**WHAT TO DO:** Pictures do not belong in the copy; restate the records below word for word.

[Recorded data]
· · ·

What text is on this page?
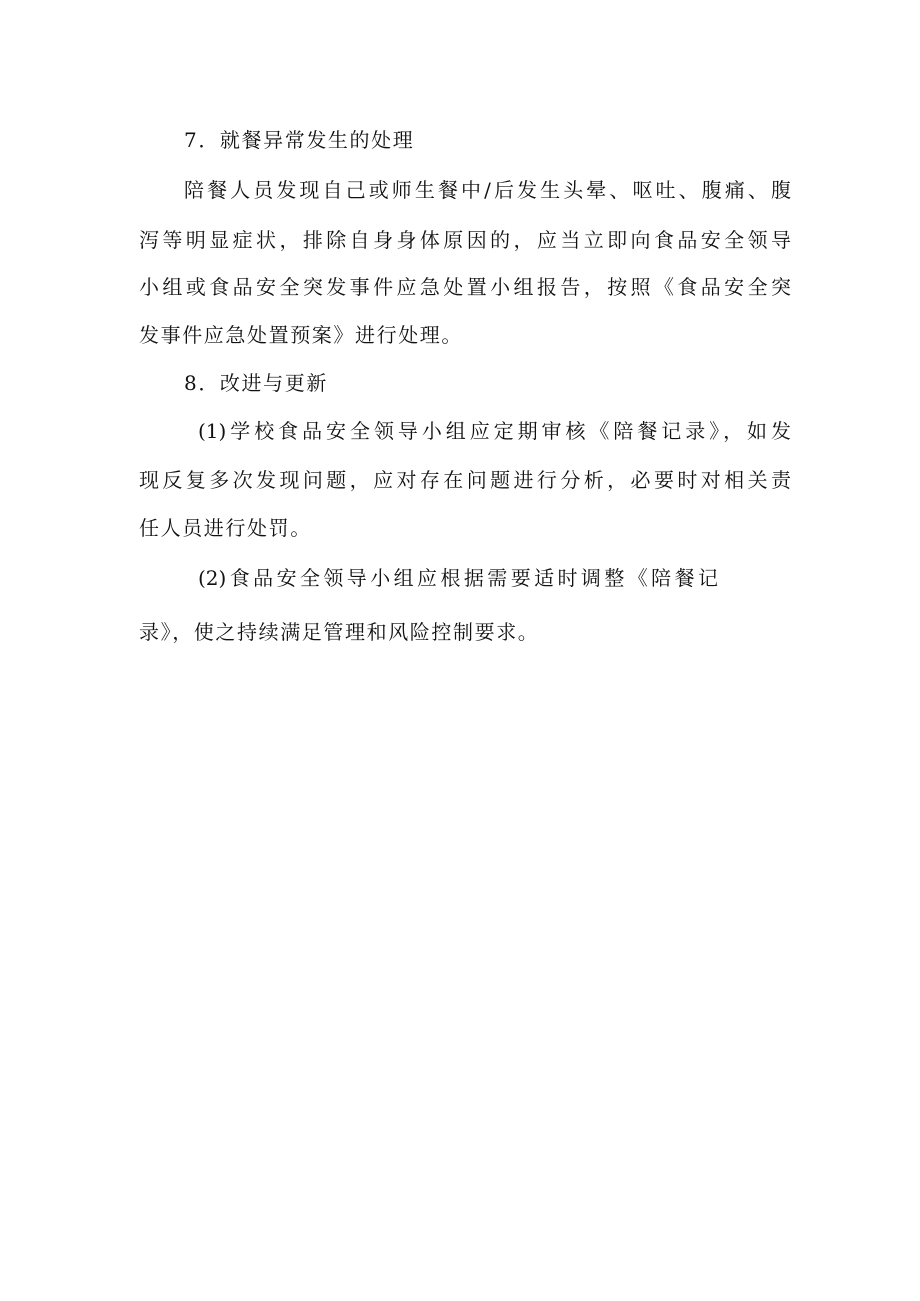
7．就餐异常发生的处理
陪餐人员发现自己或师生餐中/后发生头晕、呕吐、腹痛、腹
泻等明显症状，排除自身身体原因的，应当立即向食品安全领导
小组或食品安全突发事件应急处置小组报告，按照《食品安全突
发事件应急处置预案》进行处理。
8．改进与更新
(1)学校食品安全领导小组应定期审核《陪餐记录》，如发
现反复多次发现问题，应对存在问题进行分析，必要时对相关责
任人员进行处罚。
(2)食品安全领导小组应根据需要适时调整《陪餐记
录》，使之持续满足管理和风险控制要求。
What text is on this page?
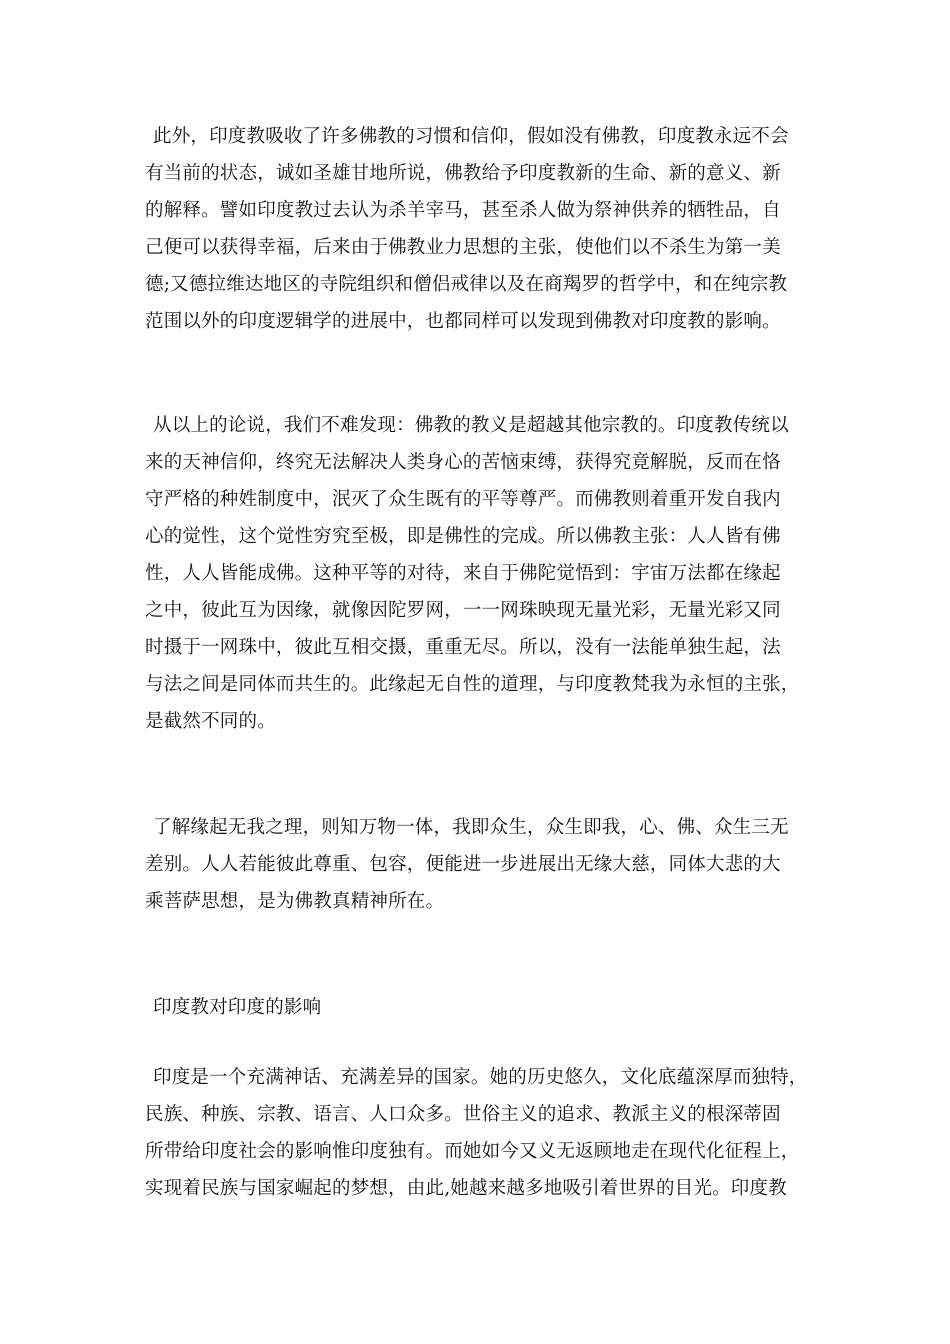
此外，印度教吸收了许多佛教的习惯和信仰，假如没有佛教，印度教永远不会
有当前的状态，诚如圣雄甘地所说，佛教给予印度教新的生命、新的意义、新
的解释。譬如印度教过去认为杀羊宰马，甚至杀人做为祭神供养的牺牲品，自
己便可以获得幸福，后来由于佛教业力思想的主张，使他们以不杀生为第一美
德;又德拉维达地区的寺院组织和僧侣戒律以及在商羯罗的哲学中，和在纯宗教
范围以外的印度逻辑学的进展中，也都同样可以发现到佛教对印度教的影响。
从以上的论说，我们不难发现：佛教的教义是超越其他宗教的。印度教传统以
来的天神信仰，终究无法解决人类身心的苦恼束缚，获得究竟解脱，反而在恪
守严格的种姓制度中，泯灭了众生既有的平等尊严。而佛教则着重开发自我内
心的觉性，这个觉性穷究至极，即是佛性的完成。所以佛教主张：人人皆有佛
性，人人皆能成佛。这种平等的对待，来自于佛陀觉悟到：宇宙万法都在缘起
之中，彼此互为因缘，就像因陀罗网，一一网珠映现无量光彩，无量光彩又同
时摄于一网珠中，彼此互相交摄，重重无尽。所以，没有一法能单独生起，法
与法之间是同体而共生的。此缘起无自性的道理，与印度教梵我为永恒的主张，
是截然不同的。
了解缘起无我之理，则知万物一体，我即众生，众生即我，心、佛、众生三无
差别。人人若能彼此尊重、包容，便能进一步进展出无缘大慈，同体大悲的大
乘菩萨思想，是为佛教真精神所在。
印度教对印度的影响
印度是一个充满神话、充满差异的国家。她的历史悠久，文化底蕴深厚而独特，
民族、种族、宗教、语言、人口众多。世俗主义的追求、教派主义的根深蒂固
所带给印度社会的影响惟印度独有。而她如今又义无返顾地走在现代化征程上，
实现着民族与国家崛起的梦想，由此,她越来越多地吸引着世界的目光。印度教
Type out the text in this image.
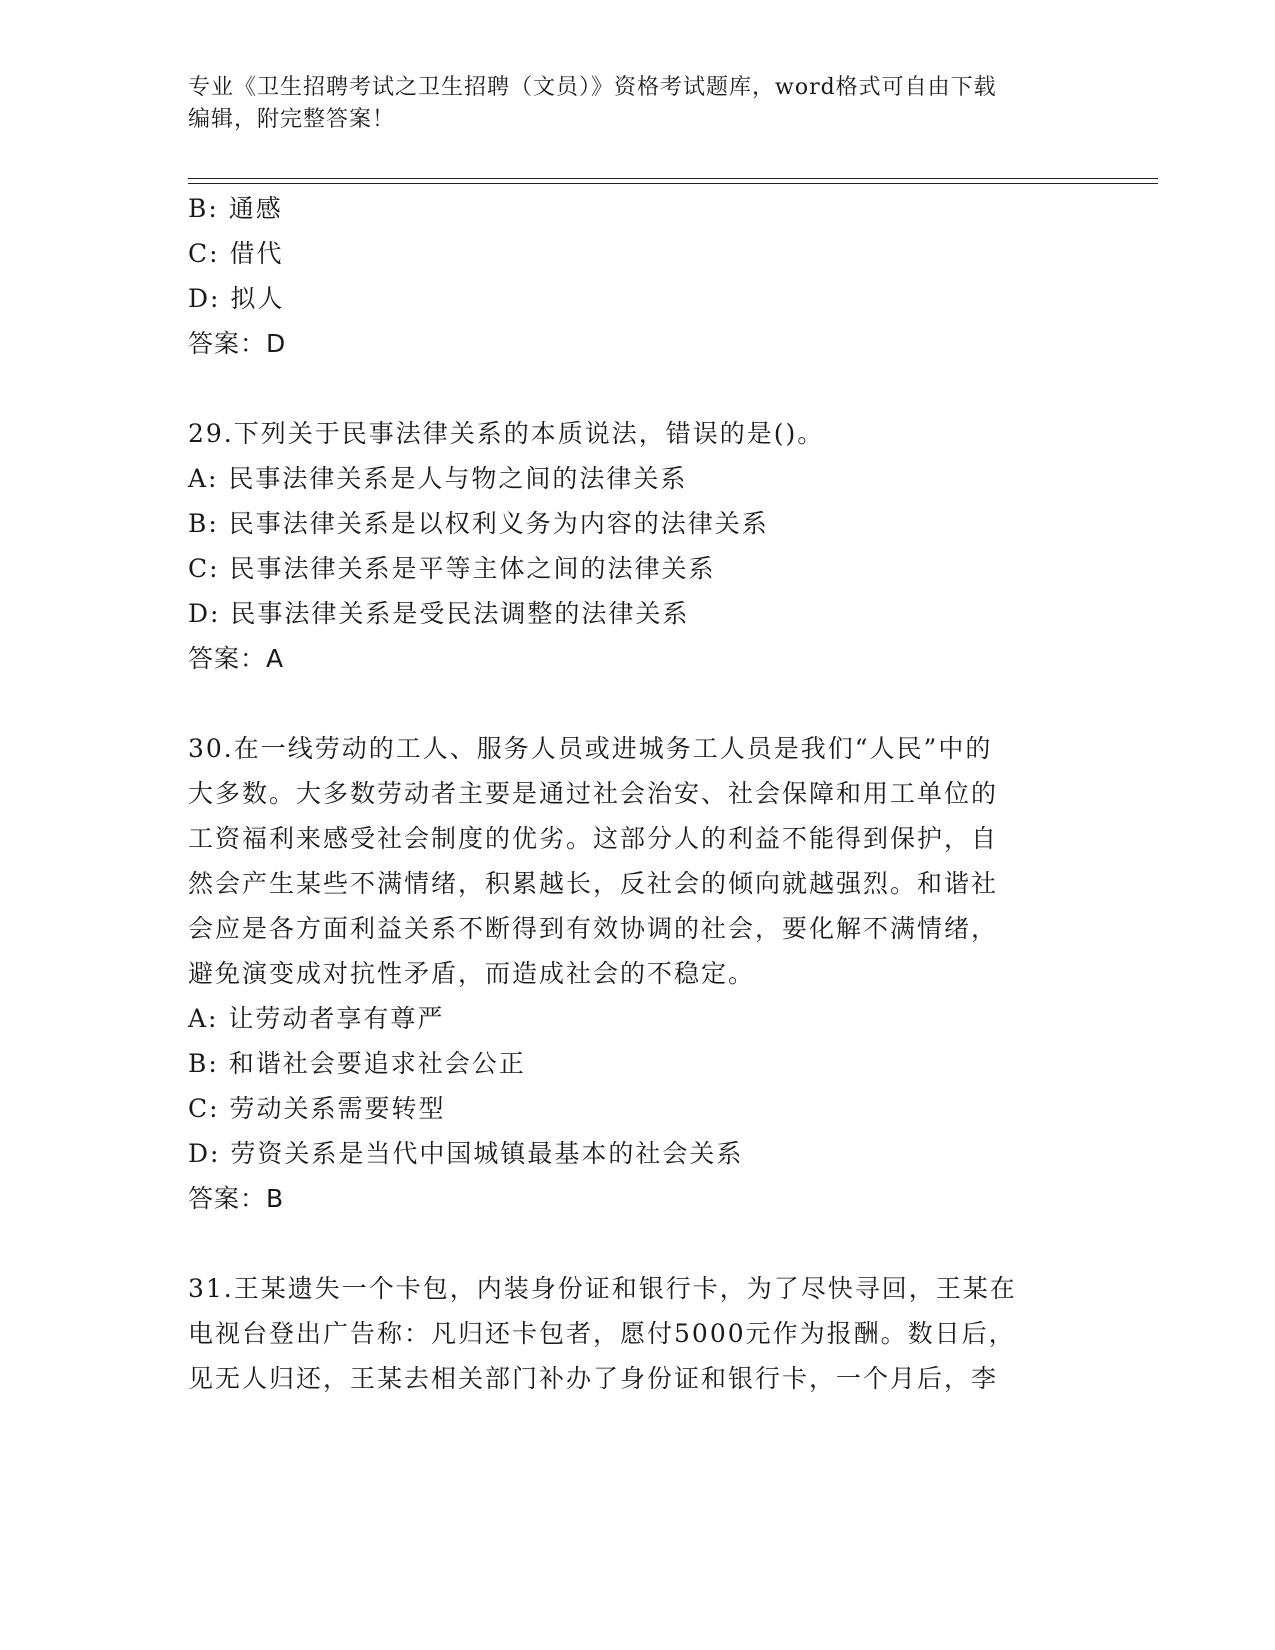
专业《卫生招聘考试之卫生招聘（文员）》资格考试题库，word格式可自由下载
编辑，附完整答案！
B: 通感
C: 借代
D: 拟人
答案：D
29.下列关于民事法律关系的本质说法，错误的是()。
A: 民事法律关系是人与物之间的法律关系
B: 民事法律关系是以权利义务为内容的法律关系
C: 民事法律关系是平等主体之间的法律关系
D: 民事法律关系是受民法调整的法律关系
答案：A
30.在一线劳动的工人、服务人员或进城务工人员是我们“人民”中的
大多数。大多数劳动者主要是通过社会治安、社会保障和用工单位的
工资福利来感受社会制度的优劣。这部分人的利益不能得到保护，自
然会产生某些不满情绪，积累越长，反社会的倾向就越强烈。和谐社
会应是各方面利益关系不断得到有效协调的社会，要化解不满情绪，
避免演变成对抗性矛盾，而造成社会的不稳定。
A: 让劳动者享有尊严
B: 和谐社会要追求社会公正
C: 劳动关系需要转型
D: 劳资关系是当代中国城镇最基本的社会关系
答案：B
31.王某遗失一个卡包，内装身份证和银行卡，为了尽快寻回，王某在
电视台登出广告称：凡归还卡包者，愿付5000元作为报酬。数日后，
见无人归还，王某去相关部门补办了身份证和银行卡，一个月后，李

· · ·

**RESULT OF THIS EXERCISE:**
What text is on this page?
7．就餐异常发生的处理
陪餐人员发现自己或师生餐中/后发生头晕、呕吐、腹痛、腹
泻等明显症状，排除自身身体原因的，应当立即向食品安全领导
小组或食品安全突发事件应急处置小组报告，按照《食品安全突
发事件应急处置预案》进行处理。
8．改进与更新
(1)学校食品安全领导小组应定期审核《陪餐记录》，如发
现反复多次发现问题，应对存在问题进行分析，必要时对相关责
任人员进行处罚。
(2)食品安全领导小组应根据需要适时调整《陪餐记
录》，使之持续满足管理和风险控制要求。
What text is on this page?
此外，印度教吸收了许多佛教的习惯和信仰，假如没有佛教，印度教永远不会
有当前的状态，诚如圣雄甘地所说，佛教给予印度教新的生命、新的意义、新
的解释。譬如印度教过去认为杀羊宰马，甚至杀人做为祭神供养的牺牲品，自
己便可以获得幸福，后来由于佛教业力思想的主张，使他们以不杀生为第一美
德;又德拉维达地区的寺院组织和僧侣戒律以及在商羯罗的哲学中，和在纯宗教
范围以外的印度逻辑学的进展中，也都同样可以发现到佛教对印度教的影响。
从以上的论说，我们不难发现：佛教的教义是超越其他宗教的。印度教传统以
来的天神信仰，终究无法解决人类身心的苦恼束缚，获得究竟解脱，反而在恪
守严格的种姓制度中，泯灭了众生既有的平等尊严。而佛教则着重开发自我内
心的觉性，这个觉性穷究至极，即是佛性的完成。所以佛教主张：人人皆有佛
性，人人皆能成佛。这种平等的对待，来自于佛陀觉悟到：宇宙万法都在缘起
之中，彼此互为因缘，就像因陀罗网，一一网珠映现无量光彩，无量光彩又同
时摄于一网珠中，彼此互相交摄，重重无尽。所以，没有一法能单独生起，法
与法之间是同体而共生的。此缘起无自性的道理，与印度教梵我为永恒的主张，
是截然不同的。
了解缘起无我之理，则知万物一体，我即众生，众生即我，心、佛、众生三无
差别。人人若能彼此尊重、包容，便能进一步进展出无缘大慈，同体大悲的大
乘菩萨思想，是为佛教真精神所在。
印度教对印度的影响
印度是一个充满神话、充满差异的国家。她的历史悠久，文化底蕴深厚而独特，
民族、种族、宗教、语言、人口众多。世俗主义的追求、教派主义的根深蒂固
所带给印度社会的影响惟印度独有。而她如今又义无返顾地走在现代化征程上，
实现着民族与国家崛起的梦想，由此,她越来越多地吸引着世界的目光。印度教
Type out the text in this image.
专业《卫生招聘考试之卫生招聘（文员）》资格考试题库，word格式可自由下载
编辑，附完整答案！
B: 通感
C: 借代
D: 拟人
答案：D
29.下列关于民事法律关系的本质说法，错误的是()。
A: 民事法律关系是人与物之间的法律关系
B: 民事法律关系是以权利义务为内容的法律关系
C: 民事法律关系是平等主体之间的法律关系
D: 民事法律关系是受民法调整的法律关系
答案：A
30.在一线劳动的工人、服务人员或进城务工人员是我们“人民”中的
大多数。大多数劳动者主要是通过社会治安、社会保障和用工单位的
工资福利来感受社会制度的优劣。这部分人的利益不能得到保护，自
然会产生某些不满情绪，积累越长，反社会的倾向就越强烈。和谐社
会应是各方面利益关系不断得到有效协调的社会，要化解不满情绪，
避免演变成对抗性矛盾，而造成社会的不稳定。
A: 让劳动者享有尊严
B: 和谐社会要追求社会公正
C: 劳动关系需要转型
D: 劳资关系是当代中国城镇最基本的社会关系
答案：B
31.王某遗失一个卡包，内装身份证和银行卡，为了尽快寻回，王某在
电视台登出广告称：凡归还卡包者，愿付5000元作为报酬。数日后，
见无人归还，王某去相关部门补办了身份证和银行卡，一个月后，李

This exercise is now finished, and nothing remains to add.